■ **EXERCISE DETAILS**
Scan the entries below and report only how many lines contain "Productos".

■ **SUPPLIED MATERIAL**
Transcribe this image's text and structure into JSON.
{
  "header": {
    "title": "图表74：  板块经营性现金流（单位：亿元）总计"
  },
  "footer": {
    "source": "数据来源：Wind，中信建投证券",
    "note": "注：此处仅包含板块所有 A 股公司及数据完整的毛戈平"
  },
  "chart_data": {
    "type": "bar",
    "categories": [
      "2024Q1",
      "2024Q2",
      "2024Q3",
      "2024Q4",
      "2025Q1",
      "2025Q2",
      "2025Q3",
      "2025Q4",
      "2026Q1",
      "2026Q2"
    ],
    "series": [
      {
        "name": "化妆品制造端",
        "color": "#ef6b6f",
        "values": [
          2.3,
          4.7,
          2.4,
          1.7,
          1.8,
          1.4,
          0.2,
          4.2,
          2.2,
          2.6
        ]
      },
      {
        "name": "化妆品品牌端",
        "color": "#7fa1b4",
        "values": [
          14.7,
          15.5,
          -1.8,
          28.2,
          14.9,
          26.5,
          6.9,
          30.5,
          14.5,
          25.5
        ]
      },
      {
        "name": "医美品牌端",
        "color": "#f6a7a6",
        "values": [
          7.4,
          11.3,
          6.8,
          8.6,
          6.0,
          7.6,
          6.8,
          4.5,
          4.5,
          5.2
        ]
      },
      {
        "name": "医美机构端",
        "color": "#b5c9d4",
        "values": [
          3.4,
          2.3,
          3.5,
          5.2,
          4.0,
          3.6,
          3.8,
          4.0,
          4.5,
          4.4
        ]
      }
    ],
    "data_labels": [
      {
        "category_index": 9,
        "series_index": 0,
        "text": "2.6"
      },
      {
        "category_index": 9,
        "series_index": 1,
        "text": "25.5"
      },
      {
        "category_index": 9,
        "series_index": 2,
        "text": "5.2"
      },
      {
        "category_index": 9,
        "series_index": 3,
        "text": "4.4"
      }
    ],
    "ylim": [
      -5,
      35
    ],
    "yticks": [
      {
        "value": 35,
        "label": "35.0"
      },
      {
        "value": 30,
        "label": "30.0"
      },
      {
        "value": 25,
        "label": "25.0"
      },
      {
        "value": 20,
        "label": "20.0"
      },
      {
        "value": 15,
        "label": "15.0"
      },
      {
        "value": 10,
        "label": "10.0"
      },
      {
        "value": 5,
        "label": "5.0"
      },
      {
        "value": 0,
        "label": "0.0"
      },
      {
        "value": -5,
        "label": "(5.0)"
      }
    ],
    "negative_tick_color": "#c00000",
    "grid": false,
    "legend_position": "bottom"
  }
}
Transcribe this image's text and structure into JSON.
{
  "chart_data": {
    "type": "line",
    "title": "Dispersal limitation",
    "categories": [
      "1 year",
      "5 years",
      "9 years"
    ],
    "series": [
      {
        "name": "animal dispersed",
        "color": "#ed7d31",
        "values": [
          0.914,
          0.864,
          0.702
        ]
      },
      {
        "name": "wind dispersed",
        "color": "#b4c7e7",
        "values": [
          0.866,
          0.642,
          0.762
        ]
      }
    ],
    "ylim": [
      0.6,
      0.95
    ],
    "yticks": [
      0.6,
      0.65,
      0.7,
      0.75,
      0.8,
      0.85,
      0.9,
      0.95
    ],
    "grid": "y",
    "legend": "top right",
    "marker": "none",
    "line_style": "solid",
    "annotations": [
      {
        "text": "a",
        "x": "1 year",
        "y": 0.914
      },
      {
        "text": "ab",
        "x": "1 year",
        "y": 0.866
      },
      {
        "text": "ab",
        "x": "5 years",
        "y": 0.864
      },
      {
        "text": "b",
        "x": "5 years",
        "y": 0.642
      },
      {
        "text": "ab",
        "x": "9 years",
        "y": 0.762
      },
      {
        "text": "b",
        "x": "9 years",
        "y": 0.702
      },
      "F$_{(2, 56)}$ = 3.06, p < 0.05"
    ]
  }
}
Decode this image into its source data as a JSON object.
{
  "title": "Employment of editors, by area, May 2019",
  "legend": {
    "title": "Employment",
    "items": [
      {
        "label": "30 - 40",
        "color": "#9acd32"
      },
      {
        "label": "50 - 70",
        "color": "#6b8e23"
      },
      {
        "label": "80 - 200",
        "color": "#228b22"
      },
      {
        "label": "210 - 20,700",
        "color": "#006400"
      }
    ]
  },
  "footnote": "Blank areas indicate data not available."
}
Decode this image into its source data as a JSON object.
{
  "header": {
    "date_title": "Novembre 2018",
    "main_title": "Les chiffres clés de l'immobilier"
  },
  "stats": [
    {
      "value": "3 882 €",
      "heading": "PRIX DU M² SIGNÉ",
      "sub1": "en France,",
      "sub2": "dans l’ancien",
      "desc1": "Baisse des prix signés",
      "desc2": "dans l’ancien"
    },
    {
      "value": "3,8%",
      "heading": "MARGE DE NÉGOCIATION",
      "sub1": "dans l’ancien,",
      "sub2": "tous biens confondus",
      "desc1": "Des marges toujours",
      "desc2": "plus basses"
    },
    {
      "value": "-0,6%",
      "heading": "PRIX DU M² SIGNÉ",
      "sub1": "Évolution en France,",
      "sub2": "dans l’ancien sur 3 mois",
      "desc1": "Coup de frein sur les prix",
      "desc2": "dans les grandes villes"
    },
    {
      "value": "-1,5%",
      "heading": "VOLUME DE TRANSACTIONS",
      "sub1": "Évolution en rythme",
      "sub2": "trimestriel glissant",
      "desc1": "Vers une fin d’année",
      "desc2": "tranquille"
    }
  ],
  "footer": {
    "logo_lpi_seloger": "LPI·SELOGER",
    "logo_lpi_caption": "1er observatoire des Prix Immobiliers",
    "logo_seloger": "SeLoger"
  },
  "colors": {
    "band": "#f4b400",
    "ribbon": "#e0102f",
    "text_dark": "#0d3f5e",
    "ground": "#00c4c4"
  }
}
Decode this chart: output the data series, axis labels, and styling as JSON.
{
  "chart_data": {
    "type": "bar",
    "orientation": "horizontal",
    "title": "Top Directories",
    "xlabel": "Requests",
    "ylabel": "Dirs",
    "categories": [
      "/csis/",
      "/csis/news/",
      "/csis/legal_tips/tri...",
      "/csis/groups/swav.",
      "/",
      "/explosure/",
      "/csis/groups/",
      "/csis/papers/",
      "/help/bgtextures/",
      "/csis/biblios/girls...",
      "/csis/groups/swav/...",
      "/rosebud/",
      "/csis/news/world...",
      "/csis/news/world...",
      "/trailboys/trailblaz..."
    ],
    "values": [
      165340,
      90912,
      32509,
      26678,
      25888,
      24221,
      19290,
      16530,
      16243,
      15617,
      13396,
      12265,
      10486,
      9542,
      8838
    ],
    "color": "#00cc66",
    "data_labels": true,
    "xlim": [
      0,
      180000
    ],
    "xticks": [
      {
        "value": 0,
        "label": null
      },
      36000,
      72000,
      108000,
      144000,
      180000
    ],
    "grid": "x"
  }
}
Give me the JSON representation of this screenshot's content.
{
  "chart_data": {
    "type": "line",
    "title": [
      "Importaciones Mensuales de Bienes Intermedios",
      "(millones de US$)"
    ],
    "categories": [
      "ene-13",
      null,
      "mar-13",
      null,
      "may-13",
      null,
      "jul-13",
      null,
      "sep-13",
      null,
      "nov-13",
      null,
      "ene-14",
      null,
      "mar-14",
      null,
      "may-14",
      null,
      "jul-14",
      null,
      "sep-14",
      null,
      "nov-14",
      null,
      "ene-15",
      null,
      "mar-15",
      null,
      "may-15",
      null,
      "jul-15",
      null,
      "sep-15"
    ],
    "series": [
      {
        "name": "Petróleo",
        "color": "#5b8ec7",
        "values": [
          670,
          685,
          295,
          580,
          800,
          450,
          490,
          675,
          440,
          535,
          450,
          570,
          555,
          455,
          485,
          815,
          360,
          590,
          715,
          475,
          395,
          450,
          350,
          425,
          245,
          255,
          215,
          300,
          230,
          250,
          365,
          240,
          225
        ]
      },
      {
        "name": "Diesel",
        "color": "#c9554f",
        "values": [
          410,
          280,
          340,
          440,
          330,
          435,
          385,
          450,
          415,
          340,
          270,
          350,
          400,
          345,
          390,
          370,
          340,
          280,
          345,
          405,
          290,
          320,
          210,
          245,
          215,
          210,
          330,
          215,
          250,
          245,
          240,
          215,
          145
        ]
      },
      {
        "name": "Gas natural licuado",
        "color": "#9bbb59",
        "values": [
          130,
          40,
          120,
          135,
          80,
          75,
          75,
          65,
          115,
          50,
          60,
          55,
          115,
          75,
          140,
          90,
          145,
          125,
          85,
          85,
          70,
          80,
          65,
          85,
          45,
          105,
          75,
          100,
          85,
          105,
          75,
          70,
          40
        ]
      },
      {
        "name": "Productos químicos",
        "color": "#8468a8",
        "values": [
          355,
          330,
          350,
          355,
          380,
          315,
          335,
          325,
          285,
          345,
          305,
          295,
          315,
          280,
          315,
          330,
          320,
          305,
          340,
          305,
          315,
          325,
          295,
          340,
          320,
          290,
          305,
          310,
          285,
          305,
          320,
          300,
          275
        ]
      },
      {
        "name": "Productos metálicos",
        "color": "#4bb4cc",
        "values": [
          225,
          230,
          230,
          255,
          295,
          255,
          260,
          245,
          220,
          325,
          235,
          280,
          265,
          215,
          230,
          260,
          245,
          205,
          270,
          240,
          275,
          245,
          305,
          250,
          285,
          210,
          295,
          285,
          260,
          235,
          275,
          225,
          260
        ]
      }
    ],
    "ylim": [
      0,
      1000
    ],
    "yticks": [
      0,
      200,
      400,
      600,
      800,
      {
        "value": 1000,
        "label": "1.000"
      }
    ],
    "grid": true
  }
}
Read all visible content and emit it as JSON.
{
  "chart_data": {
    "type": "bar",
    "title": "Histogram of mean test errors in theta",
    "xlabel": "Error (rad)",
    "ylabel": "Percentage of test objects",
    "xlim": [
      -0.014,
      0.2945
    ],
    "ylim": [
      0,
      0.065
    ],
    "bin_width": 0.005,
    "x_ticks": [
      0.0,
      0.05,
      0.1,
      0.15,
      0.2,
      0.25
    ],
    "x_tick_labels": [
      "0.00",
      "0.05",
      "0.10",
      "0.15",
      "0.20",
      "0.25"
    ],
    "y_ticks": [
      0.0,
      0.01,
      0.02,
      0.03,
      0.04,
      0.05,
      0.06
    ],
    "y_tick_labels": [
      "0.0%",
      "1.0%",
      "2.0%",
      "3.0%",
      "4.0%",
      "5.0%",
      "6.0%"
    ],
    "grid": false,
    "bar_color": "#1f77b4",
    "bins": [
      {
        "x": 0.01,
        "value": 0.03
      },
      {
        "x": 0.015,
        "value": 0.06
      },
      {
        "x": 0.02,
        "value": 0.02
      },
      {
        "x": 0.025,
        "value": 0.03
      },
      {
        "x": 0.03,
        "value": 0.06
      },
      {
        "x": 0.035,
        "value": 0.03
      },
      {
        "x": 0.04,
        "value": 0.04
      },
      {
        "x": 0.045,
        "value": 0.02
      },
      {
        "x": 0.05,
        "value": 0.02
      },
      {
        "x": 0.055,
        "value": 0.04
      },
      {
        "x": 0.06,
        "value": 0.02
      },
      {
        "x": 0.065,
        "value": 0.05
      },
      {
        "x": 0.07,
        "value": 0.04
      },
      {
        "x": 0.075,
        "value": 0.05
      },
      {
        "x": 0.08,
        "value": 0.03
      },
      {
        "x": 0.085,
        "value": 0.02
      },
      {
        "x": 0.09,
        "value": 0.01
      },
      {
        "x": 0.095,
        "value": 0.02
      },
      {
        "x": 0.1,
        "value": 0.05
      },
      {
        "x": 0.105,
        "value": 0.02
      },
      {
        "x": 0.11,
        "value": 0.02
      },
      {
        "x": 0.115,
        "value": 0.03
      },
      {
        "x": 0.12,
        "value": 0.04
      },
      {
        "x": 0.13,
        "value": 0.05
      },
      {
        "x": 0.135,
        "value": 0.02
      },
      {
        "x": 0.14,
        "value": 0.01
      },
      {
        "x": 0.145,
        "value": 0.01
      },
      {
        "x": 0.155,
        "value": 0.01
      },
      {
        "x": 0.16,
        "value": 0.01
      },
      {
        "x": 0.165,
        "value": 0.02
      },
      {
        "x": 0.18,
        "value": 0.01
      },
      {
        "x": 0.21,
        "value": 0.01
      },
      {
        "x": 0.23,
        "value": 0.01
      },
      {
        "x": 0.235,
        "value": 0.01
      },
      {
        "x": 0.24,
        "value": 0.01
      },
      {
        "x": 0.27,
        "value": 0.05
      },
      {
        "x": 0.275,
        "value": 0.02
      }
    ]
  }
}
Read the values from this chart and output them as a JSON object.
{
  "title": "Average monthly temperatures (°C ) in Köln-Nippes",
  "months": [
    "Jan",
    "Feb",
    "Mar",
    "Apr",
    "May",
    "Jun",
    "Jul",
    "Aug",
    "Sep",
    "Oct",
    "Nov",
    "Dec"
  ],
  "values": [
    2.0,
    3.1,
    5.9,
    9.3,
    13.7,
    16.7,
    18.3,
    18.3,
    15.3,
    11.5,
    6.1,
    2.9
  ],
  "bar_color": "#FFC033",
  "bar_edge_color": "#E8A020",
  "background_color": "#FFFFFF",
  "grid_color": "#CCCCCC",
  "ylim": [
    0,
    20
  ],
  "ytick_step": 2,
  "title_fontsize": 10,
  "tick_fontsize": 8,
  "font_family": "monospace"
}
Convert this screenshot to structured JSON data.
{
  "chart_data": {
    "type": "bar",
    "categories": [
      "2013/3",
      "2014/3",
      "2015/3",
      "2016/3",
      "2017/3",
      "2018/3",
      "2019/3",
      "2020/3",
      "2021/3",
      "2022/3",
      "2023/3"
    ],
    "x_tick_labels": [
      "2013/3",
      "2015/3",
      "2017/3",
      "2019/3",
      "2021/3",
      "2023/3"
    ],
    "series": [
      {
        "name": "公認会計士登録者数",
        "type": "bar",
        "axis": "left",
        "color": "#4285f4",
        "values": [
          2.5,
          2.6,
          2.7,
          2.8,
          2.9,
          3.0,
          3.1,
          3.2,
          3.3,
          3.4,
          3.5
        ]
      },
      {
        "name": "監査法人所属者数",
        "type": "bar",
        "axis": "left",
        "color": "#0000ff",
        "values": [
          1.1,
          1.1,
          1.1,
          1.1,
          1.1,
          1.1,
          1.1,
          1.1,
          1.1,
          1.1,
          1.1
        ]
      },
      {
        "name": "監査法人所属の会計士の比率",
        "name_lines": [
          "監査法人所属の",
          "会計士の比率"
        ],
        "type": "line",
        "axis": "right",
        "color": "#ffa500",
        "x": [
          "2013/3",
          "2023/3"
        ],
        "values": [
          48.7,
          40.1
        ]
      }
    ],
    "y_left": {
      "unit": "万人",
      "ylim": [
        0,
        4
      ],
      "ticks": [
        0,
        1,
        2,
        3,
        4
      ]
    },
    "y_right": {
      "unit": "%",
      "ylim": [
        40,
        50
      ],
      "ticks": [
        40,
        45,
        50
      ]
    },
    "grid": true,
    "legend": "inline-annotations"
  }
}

■ **THE RESULT**
2